**GOAL OF THE EXERCISE**
Track down the lines that contain "identify" and copy them.
==== EXERCISE MATERIALS
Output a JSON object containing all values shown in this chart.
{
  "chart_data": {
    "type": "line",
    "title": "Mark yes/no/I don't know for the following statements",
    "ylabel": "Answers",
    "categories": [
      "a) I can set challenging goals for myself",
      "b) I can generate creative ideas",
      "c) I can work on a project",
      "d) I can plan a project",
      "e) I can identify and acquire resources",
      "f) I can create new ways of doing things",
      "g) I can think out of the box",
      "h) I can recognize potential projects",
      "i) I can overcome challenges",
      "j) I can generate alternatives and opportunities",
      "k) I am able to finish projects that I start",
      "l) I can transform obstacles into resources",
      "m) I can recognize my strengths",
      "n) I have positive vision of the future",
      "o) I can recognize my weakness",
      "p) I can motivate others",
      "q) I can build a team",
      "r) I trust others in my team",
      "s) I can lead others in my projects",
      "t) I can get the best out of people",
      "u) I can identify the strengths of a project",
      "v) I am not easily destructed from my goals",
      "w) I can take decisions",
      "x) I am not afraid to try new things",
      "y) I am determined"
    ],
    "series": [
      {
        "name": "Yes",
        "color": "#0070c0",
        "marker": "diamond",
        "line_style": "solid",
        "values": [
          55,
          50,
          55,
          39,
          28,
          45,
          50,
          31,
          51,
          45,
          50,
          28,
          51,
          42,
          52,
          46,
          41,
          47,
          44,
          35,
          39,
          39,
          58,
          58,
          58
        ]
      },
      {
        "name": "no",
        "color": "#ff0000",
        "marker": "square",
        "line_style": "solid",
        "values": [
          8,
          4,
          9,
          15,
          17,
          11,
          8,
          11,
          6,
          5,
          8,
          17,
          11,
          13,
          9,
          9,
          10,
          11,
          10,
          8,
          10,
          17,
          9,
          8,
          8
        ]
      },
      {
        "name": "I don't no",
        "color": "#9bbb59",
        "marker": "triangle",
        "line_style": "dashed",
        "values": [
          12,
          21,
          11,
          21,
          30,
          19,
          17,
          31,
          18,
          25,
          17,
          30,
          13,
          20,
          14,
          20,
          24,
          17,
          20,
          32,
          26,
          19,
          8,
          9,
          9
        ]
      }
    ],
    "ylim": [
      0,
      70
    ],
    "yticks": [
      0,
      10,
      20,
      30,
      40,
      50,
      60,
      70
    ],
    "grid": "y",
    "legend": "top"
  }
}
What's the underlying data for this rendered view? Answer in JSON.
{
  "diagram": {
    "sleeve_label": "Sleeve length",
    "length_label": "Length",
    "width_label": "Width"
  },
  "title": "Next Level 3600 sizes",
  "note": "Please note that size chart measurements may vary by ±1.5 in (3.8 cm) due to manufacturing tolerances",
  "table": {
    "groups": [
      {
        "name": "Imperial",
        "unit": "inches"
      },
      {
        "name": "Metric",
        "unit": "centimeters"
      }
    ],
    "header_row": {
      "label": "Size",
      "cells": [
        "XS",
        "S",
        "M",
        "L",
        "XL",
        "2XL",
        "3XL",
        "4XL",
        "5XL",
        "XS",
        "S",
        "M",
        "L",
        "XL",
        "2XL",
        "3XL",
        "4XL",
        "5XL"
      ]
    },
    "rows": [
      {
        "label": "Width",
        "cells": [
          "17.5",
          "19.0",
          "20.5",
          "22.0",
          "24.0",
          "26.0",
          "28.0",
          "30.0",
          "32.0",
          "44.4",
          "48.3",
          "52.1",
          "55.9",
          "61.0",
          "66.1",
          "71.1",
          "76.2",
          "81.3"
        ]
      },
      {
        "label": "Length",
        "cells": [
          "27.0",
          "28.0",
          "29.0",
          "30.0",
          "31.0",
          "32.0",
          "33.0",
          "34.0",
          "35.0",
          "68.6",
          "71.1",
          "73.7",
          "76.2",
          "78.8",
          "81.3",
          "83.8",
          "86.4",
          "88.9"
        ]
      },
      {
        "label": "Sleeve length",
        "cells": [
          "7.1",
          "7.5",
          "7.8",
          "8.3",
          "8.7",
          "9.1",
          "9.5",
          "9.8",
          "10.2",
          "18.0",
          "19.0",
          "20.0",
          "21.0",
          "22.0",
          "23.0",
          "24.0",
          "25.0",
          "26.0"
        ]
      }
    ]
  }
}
========
**RESULT BELOW**
      "e) I can identify and acquire resources",
      "u) I can identify the strengths of a project",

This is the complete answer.